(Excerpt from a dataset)
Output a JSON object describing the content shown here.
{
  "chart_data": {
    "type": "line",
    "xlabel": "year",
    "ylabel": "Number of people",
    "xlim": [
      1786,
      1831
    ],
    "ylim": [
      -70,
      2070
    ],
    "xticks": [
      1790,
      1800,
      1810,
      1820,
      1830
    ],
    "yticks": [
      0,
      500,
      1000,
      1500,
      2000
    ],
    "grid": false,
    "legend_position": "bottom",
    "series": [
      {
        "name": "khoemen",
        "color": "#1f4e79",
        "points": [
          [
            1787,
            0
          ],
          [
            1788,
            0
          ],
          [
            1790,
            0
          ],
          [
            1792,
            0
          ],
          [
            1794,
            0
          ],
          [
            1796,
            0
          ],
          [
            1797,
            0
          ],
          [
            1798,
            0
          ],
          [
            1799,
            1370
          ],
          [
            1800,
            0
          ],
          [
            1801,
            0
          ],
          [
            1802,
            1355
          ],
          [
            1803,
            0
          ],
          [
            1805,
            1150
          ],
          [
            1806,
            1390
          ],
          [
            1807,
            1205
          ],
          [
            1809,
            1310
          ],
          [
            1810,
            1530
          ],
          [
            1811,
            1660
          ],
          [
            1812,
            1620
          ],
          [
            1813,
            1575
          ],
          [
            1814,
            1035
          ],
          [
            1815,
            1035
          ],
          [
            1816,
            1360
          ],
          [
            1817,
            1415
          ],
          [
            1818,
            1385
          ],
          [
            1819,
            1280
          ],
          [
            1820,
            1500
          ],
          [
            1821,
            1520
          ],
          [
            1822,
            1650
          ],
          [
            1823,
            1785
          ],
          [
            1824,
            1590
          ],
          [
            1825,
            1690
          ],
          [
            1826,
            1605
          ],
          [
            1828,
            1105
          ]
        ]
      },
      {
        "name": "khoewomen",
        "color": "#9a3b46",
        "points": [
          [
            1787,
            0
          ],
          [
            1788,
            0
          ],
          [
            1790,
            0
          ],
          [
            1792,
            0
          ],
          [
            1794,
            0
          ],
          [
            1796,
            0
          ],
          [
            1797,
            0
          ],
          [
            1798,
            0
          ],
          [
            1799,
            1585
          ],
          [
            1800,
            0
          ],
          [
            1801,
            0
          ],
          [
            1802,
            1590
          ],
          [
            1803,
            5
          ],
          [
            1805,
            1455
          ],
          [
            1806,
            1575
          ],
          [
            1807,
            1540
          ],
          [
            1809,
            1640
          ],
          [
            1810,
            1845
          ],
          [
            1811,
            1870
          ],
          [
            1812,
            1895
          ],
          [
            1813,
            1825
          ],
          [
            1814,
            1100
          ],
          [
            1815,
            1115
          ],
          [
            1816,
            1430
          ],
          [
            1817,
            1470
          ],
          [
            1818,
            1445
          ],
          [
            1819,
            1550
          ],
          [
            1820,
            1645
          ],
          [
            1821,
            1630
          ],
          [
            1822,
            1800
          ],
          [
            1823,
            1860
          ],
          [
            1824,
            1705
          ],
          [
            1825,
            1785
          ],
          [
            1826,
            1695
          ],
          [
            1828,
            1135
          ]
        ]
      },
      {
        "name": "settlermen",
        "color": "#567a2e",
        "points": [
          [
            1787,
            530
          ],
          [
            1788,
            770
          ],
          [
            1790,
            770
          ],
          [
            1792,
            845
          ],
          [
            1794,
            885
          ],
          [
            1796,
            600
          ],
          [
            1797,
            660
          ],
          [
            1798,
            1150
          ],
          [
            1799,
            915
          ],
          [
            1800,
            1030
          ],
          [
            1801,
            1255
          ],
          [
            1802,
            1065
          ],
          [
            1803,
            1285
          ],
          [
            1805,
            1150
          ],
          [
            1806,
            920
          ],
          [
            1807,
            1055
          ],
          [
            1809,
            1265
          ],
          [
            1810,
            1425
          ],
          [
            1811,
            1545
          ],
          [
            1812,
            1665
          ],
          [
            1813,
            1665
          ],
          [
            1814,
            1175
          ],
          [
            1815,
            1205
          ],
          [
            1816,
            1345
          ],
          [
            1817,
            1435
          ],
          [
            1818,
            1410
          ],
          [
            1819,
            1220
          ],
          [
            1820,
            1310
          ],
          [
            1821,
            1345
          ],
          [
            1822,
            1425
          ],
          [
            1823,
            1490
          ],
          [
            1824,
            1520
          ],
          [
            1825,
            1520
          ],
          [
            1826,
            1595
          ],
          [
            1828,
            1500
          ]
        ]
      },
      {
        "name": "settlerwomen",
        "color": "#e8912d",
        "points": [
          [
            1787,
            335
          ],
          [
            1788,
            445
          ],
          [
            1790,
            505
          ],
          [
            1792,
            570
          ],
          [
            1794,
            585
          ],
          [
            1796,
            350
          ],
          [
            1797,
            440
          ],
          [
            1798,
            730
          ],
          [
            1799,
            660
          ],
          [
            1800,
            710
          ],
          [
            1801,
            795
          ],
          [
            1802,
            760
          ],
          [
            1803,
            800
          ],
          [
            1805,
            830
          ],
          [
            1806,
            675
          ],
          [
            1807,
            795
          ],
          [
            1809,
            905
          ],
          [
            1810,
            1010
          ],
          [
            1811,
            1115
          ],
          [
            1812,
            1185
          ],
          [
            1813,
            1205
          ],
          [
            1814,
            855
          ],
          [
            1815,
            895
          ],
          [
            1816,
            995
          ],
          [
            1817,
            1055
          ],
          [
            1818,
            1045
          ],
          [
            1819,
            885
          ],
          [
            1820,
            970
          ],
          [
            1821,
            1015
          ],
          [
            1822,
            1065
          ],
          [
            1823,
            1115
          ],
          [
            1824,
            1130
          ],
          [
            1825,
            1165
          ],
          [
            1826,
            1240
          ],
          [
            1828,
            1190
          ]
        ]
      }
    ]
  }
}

### Objective
Only lines with "name" are wanted here; list each of them.

### Response for this exercise
        "name": "khoemen",
        "name": "khoewomen",
        "name": "settlermen",
        "name": "settlerwomen",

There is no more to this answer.